Start THE INPUT
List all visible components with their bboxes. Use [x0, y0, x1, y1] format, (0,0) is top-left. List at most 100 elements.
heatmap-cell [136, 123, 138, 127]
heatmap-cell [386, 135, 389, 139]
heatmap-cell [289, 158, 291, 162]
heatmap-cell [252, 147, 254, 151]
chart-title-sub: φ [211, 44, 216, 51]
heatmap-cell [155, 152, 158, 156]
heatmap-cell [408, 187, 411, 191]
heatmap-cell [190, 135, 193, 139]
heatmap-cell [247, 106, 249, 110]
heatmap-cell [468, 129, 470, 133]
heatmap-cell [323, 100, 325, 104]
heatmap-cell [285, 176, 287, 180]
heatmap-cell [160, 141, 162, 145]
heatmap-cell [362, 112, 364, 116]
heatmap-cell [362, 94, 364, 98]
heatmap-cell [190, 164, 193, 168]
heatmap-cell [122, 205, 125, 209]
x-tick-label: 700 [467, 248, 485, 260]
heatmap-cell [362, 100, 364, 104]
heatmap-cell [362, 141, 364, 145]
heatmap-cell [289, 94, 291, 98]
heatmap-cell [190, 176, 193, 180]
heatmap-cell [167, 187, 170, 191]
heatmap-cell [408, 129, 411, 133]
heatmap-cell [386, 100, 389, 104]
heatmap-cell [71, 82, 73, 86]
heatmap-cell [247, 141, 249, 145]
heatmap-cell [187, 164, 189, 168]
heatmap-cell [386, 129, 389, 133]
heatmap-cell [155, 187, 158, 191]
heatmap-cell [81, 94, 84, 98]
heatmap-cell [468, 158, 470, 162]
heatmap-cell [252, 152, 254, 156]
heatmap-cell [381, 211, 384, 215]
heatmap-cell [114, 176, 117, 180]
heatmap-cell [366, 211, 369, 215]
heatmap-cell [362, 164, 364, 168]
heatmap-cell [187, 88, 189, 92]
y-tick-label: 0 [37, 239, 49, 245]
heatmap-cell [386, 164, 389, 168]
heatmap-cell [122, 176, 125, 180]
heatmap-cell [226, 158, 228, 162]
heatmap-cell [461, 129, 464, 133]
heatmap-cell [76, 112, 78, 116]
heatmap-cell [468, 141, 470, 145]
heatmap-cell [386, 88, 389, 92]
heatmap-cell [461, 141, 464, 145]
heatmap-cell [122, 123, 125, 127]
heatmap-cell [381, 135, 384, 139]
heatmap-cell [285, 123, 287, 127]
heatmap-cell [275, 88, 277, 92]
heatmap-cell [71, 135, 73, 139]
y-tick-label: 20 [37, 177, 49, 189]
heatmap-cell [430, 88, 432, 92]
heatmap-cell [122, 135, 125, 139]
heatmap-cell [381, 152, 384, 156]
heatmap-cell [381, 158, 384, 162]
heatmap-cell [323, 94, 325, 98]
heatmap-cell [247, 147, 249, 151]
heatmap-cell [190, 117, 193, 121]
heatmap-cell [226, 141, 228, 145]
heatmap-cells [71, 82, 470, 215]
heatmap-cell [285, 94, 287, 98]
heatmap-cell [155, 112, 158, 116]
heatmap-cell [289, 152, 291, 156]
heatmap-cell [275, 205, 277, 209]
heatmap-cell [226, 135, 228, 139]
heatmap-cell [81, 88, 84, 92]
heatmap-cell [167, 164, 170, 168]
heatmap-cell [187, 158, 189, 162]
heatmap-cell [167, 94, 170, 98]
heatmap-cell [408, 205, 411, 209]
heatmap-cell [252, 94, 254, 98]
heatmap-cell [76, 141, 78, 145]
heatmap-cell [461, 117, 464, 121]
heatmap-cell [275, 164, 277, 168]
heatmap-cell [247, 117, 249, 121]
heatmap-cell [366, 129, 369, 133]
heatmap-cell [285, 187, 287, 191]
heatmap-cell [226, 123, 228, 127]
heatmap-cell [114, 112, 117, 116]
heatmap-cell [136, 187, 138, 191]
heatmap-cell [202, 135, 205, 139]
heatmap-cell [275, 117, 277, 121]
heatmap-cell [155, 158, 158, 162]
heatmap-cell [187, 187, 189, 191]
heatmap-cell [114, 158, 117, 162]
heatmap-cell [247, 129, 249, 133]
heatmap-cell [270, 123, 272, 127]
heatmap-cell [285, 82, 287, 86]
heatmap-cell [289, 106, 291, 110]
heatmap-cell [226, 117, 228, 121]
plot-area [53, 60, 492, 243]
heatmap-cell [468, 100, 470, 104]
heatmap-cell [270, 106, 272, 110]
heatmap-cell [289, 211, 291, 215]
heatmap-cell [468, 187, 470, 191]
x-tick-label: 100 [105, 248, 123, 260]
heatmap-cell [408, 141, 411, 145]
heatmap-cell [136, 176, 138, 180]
End THE INPUT
Output every line of the material above without changing anything, keeping the original order.

List all visible components with their bboxes. Use [x0, y0, x1, y1] format, (0,0) is top-left. List at most 100 elements.
heatmap-cell [136, 123, 138, 127]
heatmap-cell [386, 135, 389, 139]
heatmap-cell [289, 158, 291, 162]
heatmap-cell [252, 147, 254, 151]
chart-title-sub: φ [211, 44, 216, 51]
heatmap-cell [155, 152, 158, 156]
heatmap-cell [408, 187, 411, 191]
heatmap-cell [190, 135, 193, 139]
heatmap-cell [247, 106, 249, 110]
heatmap-cell [468, 129, 470, 133]
heatmap-cell [323, 100, 325, 104]
heatmap-cell [285, 176, 287, 180]
heatmap-cell [160, 141, 162, 145]
heatmap-cell [362, 112, 364, 116]
heatmap-cell [362, 94, 364, 98]
heatmap-cell [190, 164, 193, 168]
heatmap-cell [122, 205, 125, 209]
x-tick-label: 700 [467, 248, 485, 260]
heatmap-cell [362, 100, 364, 104]
heatmap-cell [362, 141, 364, 145]
heatmap-cell [289, 94, 291, 98]
heatmap-cell [190, 176, 193, 180]
heatmap-cell [167, 187, 170, 191]
heatmap-cell [408, 129, 411, 133]
heatmap-cell [386, 100, 389, 104]
heatmap-cell [71, 82, 73, 86]
heatmap-cell [247, 141, 249, 145]
heatmap-cell [187, 164, 189, 168]
heatmap-cell [386, 129, 389, 133]
heatmap-cell [155, 187, 158, 191]
heatmap-cell [81, 94, 84, 98]
heatmap-cell [468, 158, 470, 162]
heatmap-cell [252, 152, 254, 156]
heatmap-cell [381, 211, 384, 215]
heatmap-cell [114, 176, 117, 180]
heatmap-cell [366, 211, 369, 215]
heatmap-cell [362, 164, 364, 168]
heatmap-cell [187, 88, 189, 92]
y-tick-label: 0 [37, 239, 49, 245]
heatmap-cell [386, 164, 389, 168]
heatmap-cell [122, 176, 125, 180]
heatmap-cell [226, 158, 228, 162]
heatmap-cell [461, 129, 464, 133]
heatmap-cell [76, 112, 78, 116]
heatmap-cell [468, 141, 470, 145]
heatmap-cell [386, 88, 389, 92]
heatmap-cell [461, 141, 464, 145]
heatmap-cell [122, 123, 125, 127]
heatmap-cell [381, 135, 384, 139]
heatmap-cell [285, 123, 287, 127]
heatmap-cell [275, 88, 277, 92]
heatmap-cell [71, 135, 73, 139]
y-tick-label: 20 [37, 177, 49, 189]
heatmap-cell [430, 88, 432, 92]
heatmap-cell [122, 135, 125, 139]
heatmap-cell [381, 152, 384, 156]
heatmap-cell [381, 158, 384, 162]
heatmap-cell [323, 94, 325, 98]
heatmap-cell [247, 147, 249, 151]
heatmap-cell [190, 117, 193, 121]
heatmap-cell [226, 141, 228, 145]
heatmap-cells [71, 82, 470, 215]
heatmap-cell [285, 94, 287, 98]
heatmap-cell [155, 112, 158, 116]
heatmap-cell [289, 152, 291, 156]
heatmap-cell [275, 205, 277, 209]
heatmap-cell [226, 135, 228, 139]
heatmap-cell [81, 88, 84, 92]
heatmap-cell [167, 164, 170, 168]
heatmap-cell [187, 158, 189, 162]
heatmap-cell [167, 94, 170, 98]
heatmap-cell [408, 205, 411, 209]
heatmap-cell [252, 94, 254, 98]
heatmap-cell [76, 141, 78, 145]
heatmap-cell [461, 117, 464, 121]
heatmap-cell [275, 164, 277, 168]
heatmap-cell [247, 117, 249, 121]
heatmap-cell [366, 129, 369, 133]
heatmap-cell [285, 187, 287, 191]
heatmap-cell [226, 123, 228, 127]
heatmap-cell [114, 112, 117, 116]
heatmap-cell [136, 187, 138, 191]
heatmap-cell [202, 135, 205, 139]
heatmap-cell [275, 117, 277, 121]
heatmap-cell [155, 158, 158, 162]
heatmap-cell [187, 187, 189, 191]
heatmap-cell [114, 158, 117, 162]
heatmap-cell [247, 129, 249, 133]
heatmap-cell [270, 123, 272, 127]
heatmap-cell [285, 82, 287, 86]
heatmap-cell [289, 106, 291, 110]
heatmap-cell [226, 117, 228, 121]
plot-area [53, 60, 492, 243]
heatmap-cell [468, 100, 470, 104]
heatmap-cell [270, 106, 272, 110]
heatmap-cell [289, 211, 291, 215]
heatmap-cell [468, 187, 470, 191]
x-tick-label: 100 [105, 248, 123, 260]
heatmap-cell [408, 141, 411, 145]
heatmap-cell [136, 176, 138, 180]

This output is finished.